Stored entries
BEGIN

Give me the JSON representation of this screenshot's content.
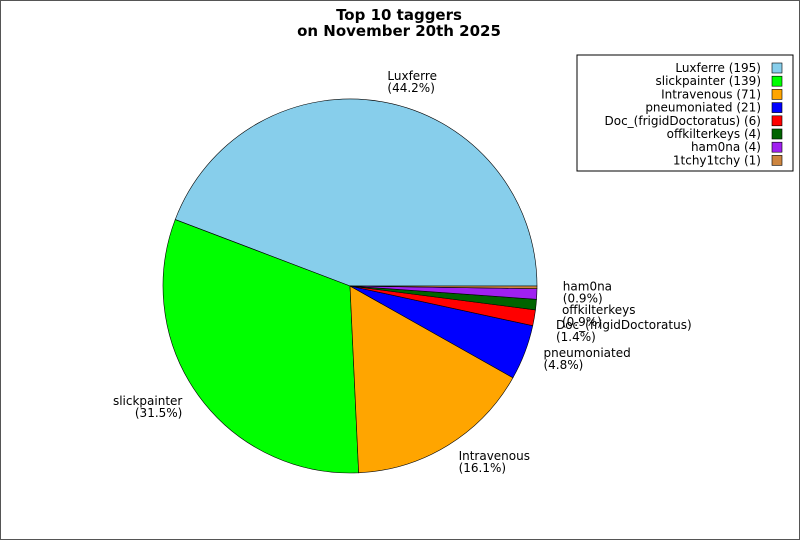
{
  "chart_data": {
    "type": "pie",
    "title_lines": [
      "Top 10 taggers",
      "on November 20th 2025"
    ],
    "grid": false,
    "legend_placement": "top-right",
    "slices": [
      {
        "name": "Luxferre",
        "value": 195,
        "percent_label": "(44.2%)",
        "legend_label": "Luxferre (195)",
        "color": "#87ceeb"
      },
      {
        "name": "slickpainter",
        "value": 139,
        "percent_label": "(31.5%)",
        "legend_label": "slickpainter (139)",
        "color": "#00ff00"
      },
      {
        "name": "Intravenous",
        "value": 71,
        "percent_label": "(16.1%)",
        "legend_label": "Intravenous (71)",
        "color": "#ffa500"
      },
      {
        "name": "pneumoniated",
        "value": 21,
        "percent_label": "(4.8%)",
        "legend_label": "pneumoniated (21)",
        "color": "#0000ff"
      },
      {
        "name": "Doc_(frigidDoctoratus)",
        "value": 6,
        "percent_label": "(1.4%)",
        "legend_label": "Doc_(frigidDoctoratus) (6)",
        "color": "#ff0000"
      },
      {
        "name": "offkilterkeys",
        "value": 4,
        "percent_label": "(0.9%)",
        "legend_label": "offkilterkeys (4)",
        "color": "#006400"
      },
      {
        "name": "ham0na",
        "value": 4,
        "percent_label": "(0.9%)",
        "legend_label": "ham0na (4)",
        "color": "#a020f0"
      },
      {
        "name": "1tchy1tchy",
        "value": 1,
        "percent_label": "",
        "legend_label": "1tchy1tchy (1)",
        "color": "#cd853f"
      }
    ]
  }
}
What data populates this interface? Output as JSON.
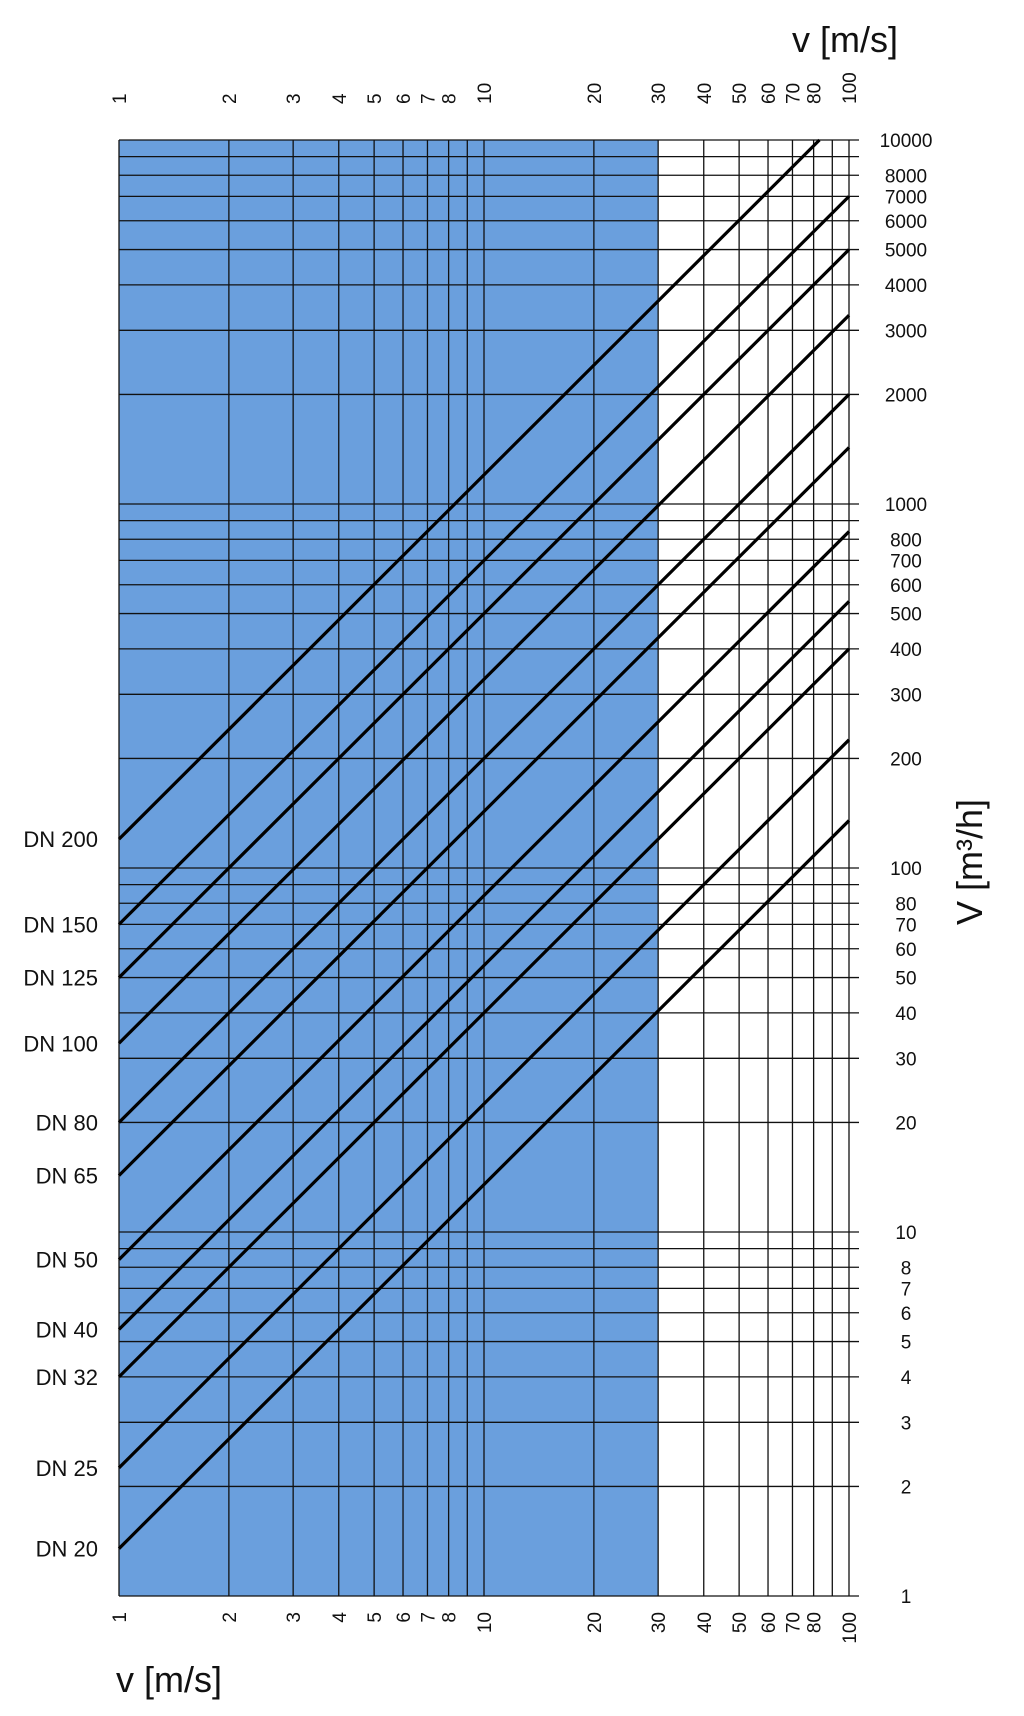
{
  "chart_data": {
    "type": "line",
    "title": "",
    "x_axis": {
      "label": "v [m/s]",
      "scale": "log",
      "range": [
        1,
        100
      ],
      "ticks": [
        1,
        2,
        3,
        4,
        5,
        6,
        7,
        8,
        10,
        20,
        30,
        40,
        50,
        60,
        70,
        80,
        100
      ],
      "tick_labels": [
        "1",
        "2",
        "3",
        "4",
        "5",
        "6",
        "7",
        "8",
        "10",
        "20",
        "30",
        "40",
        "50",
        "60",
        "70",
        "80",
        "100"
      ],
      "gridlines": [
        1,
        2,
        3,
        4,
        5,
        6,
        7,
        8,
        9,
        10,
        20,
        30,
        40,
        50,
        60,
        70,
        80,
        90,
        100
      ],
      "labels_on": [
        "top",
        "bottom"
      ]
    },
    "y_axis": {
      "label": "V [m³/h]",
      "scale": "log",
      "range": [
        1,
        10000
      ],
      "ticks": [
        1,
        2,
        3,
        4,
        5,
        6,
        7,
        8,
        10,
        20,
        30,
        40,
        50,
        60,
        70,
        80,
        100,
        200,
        300,
        400,
        500,
        600,
        700,
        800,
        1000,
        2000,
        3000,
        4000,
        5000,
        6000,
        7000,
        8000,
        10000
      ],
      "tick_labels": [
        "1",
        "2",
        "3",
        "4",
        "5",
        "6",
        "7",
        "8",
        "10",
        "20",
        "30",
        "40",
        "50",
        "60",
        "70",
        "80",
        "100",
        "200",
        "300",
        "400",
        "500",
        "600",
        "700",
        "800",
        "1000",
        "2000",
        "3000",
        "4000",
        "5000",
        "6000",
        "7000",
        "8000",
        "10000"
      ],
      "gridlines": [
        1,
        2,
        3,
        4,
        5,
        6,
        7,
        8,
        9,
        10,
        20,
        30,
        40,
        50,
        60,
        70,
        80,
        90,
        100,
        200,
        300,
        400,
        500,
        600,
        700,
        800,
        900,
        1000,
        2000,
        3000,
        4000,
        5000,
        6000,
        7000,
        8000,
        9000,
        10000
      ],
      "position": "right"
    },
    "shaded_region": {
      "x_from": 1,
      "x_to": 30,
      "color": "#6a9fdd"
    },
    "series": [
      {
        "name": "DN 20",
        "x": [
          1,
          100
        ],
        "y": [
          1.35,
          135
        ]
      },
      {
        "name": "DN 25",
        "x": [
          1,
          100
        ],
        "y": [
          2.25,
          225
        ]
      },
      {
        "name": "DN 32",
        "x": [
          1,
          100
        ],
        "y": [
          4,
          400
        ]
      },
      {
        "name": "DN 40",
        "x": [
          1,
          100
        ],
        "y": [
          5.4,
          540
        ]
      },
      {
        "name": "DN 50",
        "x": [
          1,
          100
        ],
        "y": [
          8.4,
          840
        ]
      },
      {
        "name": "DN 65",
        "x": [
          1,
          100
        ],
        "y": [
          14.3,
          1430
        ]
      },
      {
        "name": "DN 80",
        "x": [
          1,
          100
        ],
        "y": [
          20,
          2000
        ]
      },
      {
        "name": "DN 100",
        "x": [
          1,
          100
        ],
        "y": [
          33,
          3300
        ]
      },
      {
        "name": "DN 125",
        "x": [
          1,
          100
        ],
        "y": [
          50,
          5000
        ]
      },
      {
        "name": "DN 150",
        "x": [
          1,
          100
        ],
        "y": [
          70,
          7000
        ]
      },
      {
        "name": "DN 200",
        "x": [
          1,
          83
        ],
        "y": [
          120,
          10000
        ]
      }
    ],
    "colors": {
      "shade": "#6a9fdd",
      "grid": "#111111",
      "line": "#000000",
      "background": "#ffffff"
    },
    "grid": true,
    "legend": "left"
  }
}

END

### TASK REQUIREMENTS
Write out each line of the data exactly; the images should be left out.

### REPLY
Give me the JSON representation of this screenshot's content.
{
  "chart_data": {
    "type": "pie",
    "title_lines": [
      "Top 10 taggers",
      "on November 20th 2025"
    ],
    "grid": false,
    "legend_placement": "top-right",
    "slices": [
      {
        "name": "Luxferre",
        "value": 195,
        "percent_label": "(44.2%)",
        "legend_label": "Luxferre (195)",
        "color": "#87ceeb"
      },
      {
        "name": "slickpainter",
        "value": 139,
        "percent_label": "(31.5%)",
        "legend_label": "slickpainter (139)",
        "color": "#00ff00"
      },
      {
        "name": "Intravenous",
        "value": 71,
        "percent_label": "(16.1%)",
        "legend_label": "Intravenous (71)",
        "color": "#ffa500"
      },
      {
        "name": "pneumoniated",
        "value": 21,
        "percent_label": "(4.8%)",
        "legend_label": "pneumoniated (21)",
        "color": "#0000ff"
      },
      {
        "name": "Doc_(frigidDoctoratus)",
        "value": 6,
        "percent_label": "(1.4%)",
        "legend_label": "Doc_(frigidDoctoratus) (6)",
        "color": "#ff0000"
      },
      {
        "name": "offkilterkeys",
        "value": 4,
        "percent_label": "(0.9%)",
        "legend_label": "offkilterkeys (4)",
        "color": "#006400"
      },
      {
        "name": "ham0na",
        "value": 4,
        "percent_label": "(0.9%)",
        "legend_label": "ham0na (4)",
        "color": "#a020f0"
      },
      {
        "name": "1tchy1tchy",
        "value": 1,
        "percent_label": "",
        "legend_label": "1tchy1tchy (1)",
        "color": "#cd853f"
      }
    ]
  }
}
What data populates this interface? Output as JSON.
{
  "chart_data": {
    "type": "line",
    "title": "",
    "x_axis": {
      "label": "v [m/s]",
      "scale": "log",
      "range": [
        1,
        100
      ],
      "ticks": [
        1,
        2,
        3,
        4,
        5,
        6,
        7,
        8,
        10,
        20,
        30,
        40,
        50,
        60,
        70,
        80,
        100
      ],
      "tick_labels": [
        "1",
        "2",
        "3",
        "4",
        "5",
        "6",
        "7",
        "8",
        "10",
        "20",
        "30",
        "40",
        "50",
        "60",
        "70",
        "80",
        "100"
      ],
      "gridlines": [
        1,
        2,
        3,
        4,
        5,
        6,
        7,
        8,
        9,
        10,
        20,
        30,
        40,
        50,
        60,
        70,
        80,
        90,
        100
      ],
      "labels_on": [
        "top",
        "bottom"
      ]
    },
    "y_axis": {
      "label": "V [m³/h]",
      "scale": "log",
      "range": [
        1,
        10000
      ],
      "ticks": [
        1,
        2,
        3,
        4,
        5,
        6,
        7,
        8,
        10,
        20,
        30,
        40,
        50,
        60,
        70,
        80,
        100,
        200,
        300,
        400,
        500,
        600,
        700,
        800,
        1000,
        2000,
        3000,
        4000,
        5000,
        6000,
        7000,
        8000,
        10000
      ],
      "tick_labels": [
        "1",
        "2",
        "3",
        "4",
        "5",
        "6",
        "7",
        "8",
        "10",
        "20",
        "30",
        "40",
        "50",
        "60",
        "70",
        "80",
        "100",
        "200",
        "300",
        "400",
        "500",
        "600",
        "700",
        "800",
        "1000",
        "2000",
        "3000",
        "4000",
        "5000",
        "6000",
        "7000",
        "8000",
        "10000"
      ],
      "gridlines": [
        1,
        2,
        3,
        4,
        5,
        6,
        7,
        8,
        9,
        10,
        20,
        30,
        40,
        50,
        60,
        70,
        80,
        90,
        100,
        200,
        300,
        400,
        500,
        600,
        700,
        800,
        900,
        1000,
        2000,
        3000,
        4000,
        5000,
        6000,
        7000,
        8000,
        9000,
        10000
      ],
      "position": "right"
    },
    "shaded_region": {
      "x_from": 1,
      "x_to": 30,
      "color": "#6a9fdd"
    },
    "series": [
      {
        "name": "DN 20",
        "x": [
          1,
          100
        ],
        "y": [
          1.35,
          135
        ]
      },
      {
        "name": "DN 25",
        "x": [
          1,
          100
        ],
        "y": [
          2.25,
          225
        ]
      },
      {
        "name": "DN 32",
        "x": [
          1,
          100
        ],
        "y": [
          4,
          400
        ]
      },
      {
        "name": "DN 40",
        "x": [
          1,
          100
        ],
        "y": [
          5.4,
          540
        ]
      },
      {
        "name": "DN 50",
        "x": [
          1,
          100
        ],
        "y": [
          8.4,
          840
        ]
      },
      {
        "name": "DN 65",
        "x": [
          1,
          100
        ],
        "y": [
          14.3,
          1430
        ]
      },
      {
        "name": "DN 80",
        "x": [
          1,
          100
        ],
        "y": [
          20,
          2000
        ]
      },
      {
        "name": "DN 100",
        "x": [
          1,
          100
        ],
        "y": [
          33,
          3300
        ]
      },
      {
        "name": "DN 125",
        "x": [
          1,
          100
        ],
        "y": [
          50,
          5000
        ]
      },
      {
        "name": "DN 150",
        "x": [
          1,
          100
        ],
        "y": [
          70,
          7000
        ]
      },
      {
        "name": "DN 200",
        "x": [
          1,
          83
        ],
        "y": [
          120,
          10000
        ]
      }
    ],
    "colors": {
      "shade": "#6a9fdd",
      "grid": "#111111",
      "line": "#000000",
      "background": "#ffffff"
    },
    "grid": true,
    "legend": "left"
  }
}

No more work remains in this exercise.